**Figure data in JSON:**
==*==
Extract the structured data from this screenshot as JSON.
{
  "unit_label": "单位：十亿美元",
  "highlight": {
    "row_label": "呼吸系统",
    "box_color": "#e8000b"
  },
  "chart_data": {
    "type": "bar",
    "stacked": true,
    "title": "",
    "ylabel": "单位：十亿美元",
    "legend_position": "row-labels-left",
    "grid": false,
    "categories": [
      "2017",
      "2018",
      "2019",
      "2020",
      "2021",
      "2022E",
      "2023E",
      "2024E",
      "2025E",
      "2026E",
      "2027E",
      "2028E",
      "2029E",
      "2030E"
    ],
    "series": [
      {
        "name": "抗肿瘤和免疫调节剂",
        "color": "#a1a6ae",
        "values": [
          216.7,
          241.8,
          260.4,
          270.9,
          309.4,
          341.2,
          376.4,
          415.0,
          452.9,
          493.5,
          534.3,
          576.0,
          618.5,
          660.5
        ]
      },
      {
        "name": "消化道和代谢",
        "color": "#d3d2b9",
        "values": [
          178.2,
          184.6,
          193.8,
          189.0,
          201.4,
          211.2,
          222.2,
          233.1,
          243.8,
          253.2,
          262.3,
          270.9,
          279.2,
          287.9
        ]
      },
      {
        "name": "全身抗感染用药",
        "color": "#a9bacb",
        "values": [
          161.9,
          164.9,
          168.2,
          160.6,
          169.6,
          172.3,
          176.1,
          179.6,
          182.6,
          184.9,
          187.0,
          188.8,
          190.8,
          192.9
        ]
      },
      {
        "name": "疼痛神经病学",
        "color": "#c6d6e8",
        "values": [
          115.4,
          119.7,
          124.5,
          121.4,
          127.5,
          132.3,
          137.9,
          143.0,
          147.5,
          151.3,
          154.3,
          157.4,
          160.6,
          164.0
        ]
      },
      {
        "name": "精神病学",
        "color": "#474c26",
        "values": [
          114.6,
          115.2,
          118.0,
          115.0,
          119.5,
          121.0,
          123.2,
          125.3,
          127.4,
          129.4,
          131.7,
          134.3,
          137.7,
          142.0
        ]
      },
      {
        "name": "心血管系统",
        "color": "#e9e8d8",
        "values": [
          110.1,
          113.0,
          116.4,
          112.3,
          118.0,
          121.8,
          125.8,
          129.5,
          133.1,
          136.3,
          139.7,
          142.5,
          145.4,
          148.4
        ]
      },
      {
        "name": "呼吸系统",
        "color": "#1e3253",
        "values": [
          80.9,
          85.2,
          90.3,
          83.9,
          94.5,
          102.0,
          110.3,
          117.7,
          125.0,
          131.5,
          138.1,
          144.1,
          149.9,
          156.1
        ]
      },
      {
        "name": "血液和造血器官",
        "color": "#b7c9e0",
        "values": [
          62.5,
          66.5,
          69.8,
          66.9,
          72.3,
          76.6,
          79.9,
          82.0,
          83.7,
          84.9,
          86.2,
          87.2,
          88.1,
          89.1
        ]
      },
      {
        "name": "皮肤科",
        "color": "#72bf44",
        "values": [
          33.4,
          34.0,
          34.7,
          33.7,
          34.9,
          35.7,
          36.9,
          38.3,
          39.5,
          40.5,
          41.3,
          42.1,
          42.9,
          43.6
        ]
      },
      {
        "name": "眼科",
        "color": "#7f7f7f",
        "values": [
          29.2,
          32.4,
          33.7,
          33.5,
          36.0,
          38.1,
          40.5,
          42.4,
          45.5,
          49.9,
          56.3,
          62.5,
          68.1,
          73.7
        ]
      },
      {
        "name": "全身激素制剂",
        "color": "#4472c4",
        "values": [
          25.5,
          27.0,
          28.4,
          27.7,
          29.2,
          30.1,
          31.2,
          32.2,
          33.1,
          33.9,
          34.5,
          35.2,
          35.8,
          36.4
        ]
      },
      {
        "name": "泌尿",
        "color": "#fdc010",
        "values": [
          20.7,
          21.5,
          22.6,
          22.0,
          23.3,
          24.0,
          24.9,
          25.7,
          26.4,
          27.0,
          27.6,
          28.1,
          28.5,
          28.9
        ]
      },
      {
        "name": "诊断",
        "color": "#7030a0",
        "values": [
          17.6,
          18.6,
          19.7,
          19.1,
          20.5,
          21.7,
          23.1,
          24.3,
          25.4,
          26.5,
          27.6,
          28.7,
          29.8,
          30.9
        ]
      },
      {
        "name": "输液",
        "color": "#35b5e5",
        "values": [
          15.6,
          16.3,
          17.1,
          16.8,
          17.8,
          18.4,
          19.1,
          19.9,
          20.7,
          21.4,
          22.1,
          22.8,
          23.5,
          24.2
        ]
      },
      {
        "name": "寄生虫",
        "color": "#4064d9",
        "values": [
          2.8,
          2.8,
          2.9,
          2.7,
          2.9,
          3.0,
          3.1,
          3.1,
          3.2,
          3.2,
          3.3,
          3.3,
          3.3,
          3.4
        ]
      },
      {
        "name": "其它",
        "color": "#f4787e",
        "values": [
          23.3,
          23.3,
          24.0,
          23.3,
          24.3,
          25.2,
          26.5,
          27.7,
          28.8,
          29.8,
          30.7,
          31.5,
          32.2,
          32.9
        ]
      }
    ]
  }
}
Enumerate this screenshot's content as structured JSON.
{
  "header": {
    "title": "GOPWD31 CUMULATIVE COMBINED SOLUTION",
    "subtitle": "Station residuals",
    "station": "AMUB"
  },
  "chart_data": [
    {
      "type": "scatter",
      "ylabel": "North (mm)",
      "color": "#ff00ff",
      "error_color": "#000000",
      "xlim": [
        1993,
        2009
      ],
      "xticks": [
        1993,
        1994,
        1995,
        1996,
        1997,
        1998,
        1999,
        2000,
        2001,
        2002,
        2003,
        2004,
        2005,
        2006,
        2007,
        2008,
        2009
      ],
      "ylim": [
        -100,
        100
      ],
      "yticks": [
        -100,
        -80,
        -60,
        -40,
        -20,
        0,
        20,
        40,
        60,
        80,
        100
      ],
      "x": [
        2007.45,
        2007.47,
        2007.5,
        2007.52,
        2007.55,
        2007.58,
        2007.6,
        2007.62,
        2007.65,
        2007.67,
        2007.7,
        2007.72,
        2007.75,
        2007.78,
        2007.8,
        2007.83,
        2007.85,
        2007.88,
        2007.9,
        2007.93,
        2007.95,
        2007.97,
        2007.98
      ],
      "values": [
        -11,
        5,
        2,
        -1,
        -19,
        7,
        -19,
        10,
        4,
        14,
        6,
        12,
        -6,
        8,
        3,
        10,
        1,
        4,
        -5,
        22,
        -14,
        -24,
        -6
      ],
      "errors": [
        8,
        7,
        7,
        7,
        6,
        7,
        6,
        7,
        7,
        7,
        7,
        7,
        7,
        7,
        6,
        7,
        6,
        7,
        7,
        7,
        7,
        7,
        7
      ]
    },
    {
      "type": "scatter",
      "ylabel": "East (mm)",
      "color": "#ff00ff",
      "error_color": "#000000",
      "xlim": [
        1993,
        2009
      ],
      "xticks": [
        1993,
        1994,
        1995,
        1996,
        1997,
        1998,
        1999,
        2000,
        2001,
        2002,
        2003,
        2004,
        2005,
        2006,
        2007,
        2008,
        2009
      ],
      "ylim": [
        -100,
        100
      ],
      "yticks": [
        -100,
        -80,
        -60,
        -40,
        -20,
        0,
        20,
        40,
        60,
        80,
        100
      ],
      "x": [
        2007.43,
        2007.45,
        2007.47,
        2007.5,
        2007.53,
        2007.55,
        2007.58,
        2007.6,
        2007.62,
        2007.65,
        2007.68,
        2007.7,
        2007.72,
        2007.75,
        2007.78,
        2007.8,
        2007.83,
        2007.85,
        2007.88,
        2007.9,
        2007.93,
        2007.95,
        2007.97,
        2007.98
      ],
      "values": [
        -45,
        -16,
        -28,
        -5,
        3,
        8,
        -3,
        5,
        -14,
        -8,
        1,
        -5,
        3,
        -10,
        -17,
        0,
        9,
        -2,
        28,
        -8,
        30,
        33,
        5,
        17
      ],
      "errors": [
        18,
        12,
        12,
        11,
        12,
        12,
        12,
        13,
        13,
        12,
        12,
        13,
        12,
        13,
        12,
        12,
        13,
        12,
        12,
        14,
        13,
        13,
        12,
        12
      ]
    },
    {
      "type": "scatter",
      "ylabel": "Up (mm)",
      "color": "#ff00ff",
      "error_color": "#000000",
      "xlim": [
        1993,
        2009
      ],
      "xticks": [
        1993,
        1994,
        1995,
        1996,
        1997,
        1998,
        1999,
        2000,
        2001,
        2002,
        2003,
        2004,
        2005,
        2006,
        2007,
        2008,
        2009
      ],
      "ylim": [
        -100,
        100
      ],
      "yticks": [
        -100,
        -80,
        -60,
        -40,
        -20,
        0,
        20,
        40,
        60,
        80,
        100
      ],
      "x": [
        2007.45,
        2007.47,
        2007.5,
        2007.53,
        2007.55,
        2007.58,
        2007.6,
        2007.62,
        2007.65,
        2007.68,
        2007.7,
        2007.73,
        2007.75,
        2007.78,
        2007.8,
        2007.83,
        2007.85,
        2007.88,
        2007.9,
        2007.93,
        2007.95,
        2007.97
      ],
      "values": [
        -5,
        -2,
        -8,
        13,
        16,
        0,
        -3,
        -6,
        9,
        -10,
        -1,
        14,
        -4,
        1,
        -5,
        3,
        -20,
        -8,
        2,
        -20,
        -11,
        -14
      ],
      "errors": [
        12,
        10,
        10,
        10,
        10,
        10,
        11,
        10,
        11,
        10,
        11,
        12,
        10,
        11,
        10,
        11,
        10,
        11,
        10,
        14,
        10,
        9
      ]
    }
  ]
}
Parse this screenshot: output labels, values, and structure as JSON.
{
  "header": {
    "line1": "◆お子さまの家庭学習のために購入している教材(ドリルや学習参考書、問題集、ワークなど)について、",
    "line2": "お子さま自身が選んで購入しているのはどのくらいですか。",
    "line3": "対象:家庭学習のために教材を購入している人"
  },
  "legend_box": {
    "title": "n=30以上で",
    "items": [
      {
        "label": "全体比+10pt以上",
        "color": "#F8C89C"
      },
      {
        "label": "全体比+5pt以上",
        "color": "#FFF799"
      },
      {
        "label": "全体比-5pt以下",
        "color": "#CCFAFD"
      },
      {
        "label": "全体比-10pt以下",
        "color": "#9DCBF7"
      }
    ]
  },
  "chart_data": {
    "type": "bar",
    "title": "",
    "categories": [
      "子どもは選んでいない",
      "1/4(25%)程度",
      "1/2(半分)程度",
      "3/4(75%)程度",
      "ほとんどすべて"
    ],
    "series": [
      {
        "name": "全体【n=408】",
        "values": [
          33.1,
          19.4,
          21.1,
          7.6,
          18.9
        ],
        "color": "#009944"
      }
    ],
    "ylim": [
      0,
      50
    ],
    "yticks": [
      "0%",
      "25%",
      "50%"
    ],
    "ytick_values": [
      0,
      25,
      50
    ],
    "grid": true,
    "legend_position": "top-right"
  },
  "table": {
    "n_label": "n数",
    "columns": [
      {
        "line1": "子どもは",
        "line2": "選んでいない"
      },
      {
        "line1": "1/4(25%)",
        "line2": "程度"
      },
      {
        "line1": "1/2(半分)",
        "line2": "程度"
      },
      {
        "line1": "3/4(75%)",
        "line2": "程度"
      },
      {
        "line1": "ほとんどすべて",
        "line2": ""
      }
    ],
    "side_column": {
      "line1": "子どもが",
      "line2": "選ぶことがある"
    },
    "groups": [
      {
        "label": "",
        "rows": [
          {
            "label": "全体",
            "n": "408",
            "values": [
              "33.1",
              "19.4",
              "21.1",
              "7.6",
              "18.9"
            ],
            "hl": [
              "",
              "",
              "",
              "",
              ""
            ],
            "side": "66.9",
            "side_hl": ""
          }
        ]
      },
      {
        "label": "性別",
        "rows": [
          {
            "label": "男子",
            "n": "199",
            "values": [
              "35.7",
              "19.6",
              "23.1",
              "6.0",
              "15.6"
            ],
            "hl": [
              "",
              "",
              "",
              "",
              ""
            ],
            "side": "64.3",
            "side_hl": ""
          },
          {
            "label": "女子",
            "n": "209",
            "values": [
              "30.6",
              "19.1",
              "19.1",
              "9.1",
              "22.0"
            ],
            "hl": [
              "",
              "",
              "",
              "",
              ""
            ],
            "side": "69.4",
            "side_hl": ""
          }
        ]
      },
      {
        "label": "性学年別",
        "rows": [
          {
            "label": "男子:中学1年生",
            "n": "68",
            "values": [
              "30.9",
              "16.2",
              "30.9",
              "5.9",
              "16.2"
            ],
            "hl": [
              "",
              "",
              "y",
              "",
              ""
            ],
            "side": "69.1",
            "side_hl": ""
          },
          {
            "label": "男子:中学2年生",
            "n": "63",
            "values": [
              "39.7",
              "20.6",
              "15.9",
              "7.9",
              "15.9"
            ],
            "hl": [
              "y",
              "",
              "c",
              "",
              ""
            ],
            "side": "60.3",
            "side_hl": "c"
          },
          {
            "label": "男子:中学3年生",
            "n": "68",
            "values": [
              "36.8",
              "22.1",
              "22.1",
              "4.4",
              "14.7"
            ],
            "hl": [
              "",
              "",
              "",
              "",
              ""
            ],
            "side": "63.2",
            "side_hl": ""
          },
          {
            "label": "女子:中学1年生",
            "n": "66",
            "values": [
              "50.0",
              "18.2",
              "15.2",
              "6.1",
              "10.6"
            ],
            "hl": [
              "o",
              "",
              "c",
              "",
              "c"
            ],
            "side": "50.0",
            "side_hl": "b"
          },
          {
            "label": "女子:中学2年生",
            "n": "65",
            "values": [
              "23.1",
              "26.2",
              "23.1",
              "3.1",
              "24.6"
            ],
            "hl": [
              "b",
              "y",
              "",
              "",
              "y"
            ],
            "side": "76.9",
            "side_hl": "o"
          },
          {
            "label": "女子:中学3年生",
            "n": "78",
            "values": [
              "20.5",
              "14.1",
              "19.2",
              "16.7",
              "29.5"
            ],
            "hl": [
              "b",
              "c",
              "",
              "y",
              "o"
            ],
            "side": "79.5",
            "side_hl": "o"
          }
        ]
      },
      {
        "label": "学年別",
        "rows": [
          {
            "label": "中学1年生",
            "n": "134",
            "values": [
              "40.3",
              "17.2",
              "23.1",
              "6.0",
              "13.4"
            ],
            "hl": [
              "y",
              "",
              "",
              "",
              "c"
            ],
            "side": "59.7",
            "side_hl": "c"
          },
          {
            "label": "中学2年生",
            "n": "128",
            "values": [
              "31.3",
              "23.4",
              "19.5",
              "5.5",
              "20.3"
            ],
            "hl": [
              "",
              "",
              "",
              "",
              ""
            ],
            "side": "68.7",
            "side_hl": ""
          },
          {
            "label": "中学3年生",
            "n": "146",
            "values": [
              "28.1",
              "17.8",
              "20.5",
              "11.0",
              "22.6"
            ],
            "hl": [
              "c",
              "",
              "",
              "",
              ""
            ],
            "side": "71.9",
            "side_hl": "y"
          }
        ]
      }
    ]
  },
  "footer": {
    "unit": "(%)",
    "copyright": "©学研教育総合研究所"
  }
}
==*==
**Brief:** Going through the data, tally the lines containing "screenshot" and report only the result.

**Result:** 3